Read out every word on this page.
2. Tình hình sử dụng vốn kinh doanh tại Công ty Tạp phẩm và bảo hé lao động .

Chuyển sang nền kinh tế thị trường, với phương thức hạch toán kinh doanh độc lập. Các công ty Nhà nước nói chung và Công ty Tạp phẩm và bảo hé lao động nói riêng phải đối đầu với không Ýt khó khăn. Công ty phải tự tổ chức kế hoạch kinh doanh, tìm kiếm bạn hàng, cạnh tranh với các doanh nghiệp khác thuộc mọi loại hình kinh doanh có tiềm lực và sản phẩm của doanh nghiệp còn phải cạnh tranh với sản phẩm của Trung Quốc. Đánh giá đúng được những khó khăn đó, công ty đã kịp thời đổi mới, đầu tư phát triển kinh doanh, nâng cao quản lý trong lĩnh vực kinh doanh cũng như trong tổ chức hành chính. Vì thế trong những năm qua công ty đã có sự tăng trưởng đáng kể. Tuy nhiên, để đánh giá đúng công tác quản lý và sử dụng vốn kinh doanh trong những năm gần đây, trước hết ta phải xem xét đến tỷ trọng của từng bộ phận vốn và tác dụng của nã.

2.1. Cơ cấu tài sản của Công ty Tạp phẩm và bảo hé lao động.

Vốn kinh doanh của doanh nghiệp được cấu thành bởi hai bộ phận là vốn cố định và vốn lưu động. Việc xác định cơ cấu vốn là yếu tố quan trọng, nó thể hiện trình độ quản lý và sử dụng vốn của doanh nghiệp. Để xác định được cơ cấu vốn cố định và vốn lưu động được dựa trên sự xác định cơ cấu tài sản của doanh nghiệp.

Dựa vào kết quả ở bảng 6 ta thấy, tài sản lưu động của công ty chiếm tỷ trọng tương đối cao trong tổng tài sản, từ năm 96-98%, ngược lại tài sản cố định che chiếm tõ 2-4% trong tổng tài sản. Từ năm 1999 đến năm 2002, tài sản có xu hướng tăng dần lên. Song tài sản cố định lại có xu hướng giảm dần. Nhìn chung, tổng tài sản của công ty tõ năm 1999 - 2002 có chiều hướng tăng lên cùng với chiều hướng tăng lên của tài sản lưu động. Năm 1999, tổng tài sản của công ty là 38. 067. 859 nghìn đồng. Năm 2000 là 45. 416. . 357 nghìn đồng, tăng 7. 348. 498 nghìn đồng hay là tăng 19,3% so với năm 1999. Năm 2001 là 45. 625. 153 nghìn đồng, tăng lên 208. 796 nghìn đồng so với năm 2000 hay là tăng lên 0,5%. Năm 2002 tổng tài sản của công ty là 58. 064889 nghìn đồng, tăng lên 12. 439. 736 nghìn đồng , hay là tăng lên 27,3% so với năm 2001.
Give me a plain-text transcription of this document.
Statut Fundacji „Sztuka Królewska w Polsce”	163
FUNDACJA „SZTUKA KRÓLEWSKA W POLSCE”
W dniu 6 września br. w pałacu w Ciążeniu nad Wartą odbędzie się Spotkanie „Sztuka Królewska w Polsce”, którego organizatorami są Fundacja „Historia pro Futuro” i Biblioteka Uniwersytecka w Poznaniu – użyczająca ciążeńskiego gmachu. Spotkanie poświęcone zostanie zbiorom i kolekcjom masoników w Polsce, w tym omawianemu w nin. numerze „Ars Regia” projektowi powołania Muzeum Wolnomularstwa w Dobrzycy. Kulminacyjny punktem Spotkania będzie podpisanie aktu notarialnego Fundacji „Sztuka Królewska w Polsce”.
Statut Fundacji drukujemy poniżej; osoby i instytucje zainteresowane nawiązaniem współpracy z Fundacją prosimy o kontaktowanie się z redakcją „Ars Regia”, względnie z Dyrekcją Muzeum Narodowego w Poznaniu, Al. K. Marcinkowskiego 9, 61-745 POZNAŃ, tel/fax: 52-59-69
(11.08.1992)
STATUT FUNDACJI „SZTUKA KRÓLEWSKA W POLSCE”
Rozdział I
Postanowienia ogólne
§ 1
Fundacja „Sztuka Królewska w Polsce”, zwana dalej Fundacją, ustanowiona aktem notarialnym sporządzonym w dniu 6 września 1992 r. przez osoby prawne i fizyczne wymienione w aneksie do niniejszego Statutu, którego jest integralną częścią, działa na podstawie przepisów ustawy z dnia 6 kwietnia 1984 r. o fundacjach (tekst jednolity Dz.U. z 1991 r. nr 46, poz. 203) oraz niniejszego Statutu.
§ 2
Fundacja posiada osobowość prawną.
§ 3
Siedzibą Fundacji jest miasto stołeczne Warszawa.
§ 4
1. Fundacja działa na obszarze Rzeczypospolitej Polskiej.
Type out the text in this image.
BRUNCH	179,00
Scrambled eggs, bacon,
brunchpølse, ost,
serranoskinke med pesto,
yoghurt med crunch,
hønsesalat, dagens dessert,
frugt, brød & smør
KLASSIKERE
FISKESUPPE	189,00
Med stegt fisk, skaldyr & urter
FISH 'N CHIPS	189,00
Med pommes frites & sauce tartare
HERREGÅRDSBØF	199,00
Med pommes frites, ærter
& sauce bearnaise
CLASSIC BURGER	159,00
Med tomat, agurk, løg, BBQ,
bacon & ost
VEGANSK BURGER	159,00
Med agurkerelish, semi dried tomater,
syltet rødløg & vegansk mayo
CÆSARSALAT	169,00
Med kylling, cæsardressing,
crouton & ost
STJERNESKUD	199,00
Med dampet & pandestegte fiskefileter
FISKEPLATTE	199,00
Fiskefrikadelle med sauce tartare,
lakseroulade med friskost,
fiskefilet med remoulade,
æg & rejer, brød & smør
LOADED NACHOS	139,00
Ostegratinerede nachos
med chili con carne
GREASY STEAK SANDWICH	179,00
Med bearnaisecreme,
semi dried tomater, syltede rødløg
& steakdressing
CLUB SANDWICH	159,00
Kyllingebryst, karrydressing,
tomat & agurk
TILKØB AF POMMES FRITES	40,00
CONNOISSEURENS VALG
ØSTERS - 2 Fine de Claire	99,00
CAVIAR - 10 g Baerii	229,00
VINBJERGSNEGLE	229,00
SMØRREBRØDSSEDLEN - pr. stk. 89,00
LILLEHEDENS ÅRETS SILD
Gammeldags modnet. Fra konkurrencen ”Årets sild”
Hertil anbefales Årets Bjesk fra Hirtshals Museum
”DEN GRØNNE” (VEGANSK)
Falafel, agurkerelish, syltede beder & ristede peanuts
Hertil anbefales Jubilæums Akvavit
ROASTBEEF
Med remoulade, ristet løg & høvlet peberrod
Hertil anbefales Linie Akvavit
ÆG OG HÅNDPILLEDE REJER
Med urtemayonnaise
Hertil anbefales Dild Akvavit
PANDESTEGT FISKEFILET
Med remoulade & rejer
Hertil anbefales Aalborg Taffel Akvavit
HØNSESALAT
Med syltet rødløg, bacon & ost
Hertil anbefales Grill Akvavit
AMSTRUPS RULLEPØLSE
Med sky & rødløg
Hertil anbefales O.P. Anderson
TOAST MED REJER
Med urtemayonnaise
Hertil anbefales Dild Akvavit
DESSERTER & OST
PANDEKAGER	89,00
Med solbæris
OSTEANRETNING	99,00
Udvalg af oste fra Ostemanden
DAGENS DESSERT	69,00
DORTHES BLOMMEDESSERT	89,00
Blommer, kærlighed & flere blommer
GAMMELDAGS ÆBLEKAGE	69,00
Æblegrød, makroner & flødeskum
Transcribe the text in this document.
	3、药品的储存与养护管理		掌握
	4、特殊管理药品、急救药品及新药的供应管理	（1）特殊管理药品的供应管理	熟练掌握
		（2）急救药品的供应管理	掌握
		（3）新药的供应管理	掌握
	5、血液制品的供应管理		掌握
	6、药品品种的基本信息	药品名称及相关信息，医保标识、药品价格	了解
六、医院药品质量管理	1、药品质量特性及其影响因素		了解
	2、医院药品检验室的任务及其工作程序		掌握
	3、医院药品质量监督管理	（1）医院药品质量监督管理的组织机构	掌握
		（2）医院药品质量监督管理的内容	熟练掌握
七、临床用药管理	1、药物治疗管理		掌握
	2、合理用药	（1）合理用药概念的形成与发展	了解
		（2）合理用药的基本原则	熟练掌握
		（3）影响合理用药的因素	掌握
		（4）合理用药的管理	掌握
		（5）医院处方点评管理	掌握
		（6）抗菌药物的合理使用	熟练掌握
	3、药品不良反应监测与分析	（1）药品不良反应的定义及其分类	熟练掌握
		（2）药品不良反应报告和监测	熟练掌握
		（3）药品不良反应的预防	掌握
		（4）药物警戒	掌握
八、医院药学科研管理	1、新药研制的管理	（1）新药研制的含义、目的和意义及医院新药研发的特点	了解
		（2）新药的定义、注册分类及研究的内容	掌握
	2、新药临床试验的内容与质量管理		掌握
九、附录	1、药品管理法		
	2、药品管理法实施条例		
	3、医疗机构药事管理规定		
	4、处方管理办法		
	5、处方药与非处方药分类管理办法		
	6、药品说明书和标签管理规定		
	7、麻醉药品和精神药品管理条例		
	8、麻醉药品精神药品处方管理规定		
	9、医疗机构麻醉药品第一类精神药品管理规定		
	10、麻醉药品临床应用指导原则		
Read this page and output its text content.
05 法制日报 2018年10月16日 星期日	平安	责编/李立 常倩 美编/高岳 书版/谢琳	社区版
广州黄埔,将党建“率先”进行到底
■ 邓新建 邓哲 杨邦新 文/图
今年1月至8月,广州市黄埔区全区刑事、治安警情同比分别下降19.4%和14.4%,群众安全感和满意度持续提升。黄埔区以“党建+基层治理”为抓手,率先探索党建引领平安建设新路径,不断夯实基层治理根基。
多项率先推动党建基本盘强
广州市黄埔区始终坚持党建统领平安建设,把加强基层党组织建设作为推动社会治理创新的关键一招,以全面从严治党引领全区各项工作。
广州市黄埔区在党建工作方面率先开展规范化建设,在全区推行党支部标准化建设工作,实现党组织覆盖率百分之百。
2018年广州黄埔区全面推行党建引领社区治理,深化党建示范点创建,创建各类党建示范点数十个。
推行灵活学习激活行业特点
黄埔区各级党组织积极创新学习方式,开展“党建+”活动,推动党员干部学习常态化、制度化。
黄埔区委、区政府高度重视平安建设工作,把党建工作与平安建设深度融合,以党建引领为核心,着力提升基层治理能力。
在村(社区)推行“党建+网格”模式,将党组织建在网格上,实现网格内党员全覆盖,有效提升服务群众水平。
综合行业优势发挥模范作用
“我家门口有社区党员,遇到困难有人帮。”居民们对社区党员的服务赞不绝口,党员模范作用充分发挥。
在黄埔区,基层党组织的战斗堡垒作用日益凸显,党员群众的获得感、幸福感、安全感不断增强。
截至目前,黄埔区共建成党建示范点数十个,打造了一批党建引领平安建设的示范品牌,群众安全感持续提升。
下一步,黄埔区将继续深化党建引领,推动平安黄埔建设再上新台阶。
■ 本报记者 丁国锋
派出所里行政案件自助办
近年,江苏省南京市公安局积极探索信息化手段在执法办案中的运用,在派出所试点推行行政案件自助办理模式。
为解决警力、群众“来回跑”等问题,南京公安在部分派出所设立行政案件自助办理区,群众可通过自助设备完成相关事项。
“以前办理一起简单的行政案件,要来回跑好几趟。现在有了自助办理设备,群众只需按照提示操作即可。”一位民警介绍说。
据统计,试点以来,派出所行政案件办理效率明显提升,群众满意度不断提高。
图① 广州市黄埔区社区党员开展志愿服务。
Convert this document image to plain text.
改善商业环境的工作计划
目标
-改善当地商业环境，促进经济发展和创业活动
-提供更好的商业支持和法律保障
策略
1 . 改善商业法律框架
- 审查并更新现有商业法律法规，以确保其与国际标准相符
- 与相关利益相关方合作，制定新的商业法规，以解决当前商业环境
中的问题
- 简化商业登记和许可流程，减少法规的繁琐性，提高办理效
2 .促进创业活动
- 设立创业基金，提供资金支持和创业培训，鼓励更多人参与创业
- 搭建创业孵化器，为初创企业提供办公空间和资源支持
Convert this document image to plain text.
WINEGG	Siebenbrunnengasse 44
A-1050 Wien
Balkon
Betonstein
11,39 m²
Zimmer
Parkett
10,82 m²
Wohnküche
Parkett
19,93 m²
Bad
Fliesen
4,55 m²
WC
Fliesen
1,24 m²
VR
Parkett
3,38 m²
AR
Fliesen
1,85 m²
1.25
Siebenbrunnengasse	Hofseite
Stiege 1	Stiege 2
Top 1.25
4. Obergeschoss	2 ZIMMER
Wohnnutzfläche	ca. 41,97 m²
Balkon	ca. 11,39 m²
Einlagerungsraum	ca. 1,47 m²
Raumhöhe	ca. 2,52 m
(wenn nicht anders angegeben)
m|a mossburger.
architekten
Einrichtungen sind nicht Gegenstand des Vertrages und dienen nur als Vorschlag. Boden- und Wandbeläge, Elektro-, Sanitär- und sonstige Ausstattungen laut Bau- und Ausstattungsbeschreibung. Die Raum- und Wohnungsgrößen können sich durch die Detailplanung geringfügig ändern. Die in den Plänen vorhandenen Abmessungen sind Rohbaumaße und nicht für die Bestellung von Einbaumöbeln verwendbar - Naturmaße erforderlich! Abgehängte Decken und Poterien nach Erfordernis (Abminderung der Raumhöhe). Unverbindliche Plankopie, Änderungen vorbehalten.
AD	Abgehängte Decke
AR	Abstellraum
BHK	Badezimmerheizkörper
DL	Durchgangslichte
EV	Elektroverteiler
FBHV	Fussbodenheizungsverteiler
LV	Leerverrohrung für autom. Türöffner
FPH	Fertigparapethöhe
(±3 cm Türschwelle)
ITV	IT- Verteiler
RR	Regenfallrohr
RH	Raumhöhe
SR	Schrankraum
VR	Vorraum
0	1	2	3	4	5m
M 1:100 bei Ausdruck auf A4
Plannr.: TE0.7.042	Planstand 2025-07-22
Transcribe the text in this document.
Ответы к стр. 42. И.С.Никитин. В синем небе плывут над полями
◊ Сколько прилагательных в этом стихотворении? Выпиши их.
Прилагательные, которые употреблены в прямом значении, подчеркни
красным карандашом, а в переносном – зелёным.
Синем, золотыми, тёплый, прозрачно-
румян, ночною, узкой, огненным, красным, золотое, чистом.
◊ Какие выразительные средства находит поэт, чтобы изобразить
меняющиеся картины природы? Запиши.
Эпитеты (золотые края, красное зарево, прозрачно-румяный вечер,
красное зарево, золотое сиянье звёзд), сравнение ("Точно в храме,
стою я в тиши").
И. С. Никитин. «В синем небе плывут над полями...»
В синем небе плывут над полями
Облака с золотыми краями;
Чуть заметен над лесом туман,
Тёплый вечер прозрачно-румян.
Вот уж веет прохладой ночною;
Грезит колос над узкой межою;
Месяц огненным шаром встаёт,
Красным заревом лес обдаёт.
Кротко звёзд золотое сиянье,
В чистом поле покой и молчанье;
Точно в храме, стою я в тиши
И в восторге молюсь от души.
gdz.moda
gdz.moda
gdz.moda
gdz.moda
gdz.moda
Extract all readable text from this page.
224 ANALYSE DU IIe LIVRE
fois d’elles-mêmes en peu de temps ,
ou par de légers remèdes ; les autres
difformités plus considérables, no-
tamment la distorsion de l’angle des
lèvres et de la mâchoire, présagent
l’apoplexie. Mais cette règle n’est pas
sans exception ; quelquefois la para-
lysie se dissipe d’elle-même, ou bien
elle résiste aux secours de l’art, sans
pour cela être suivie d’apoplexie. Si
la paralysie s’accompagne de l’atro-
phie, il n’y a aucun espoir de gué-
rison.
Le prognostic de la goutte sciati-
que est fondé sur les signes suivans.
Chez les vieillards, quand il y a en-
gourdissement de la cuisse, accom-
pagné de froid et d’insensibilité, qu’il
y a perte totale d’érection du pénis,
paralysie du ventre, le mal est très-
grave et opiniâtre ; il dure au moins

--

[What you are asked to do] Report all lines of the data above that include the string "tartare".

[Solution]
Med pommes frites & sauce tartare
Fiskefrikadelle med sauce tartare,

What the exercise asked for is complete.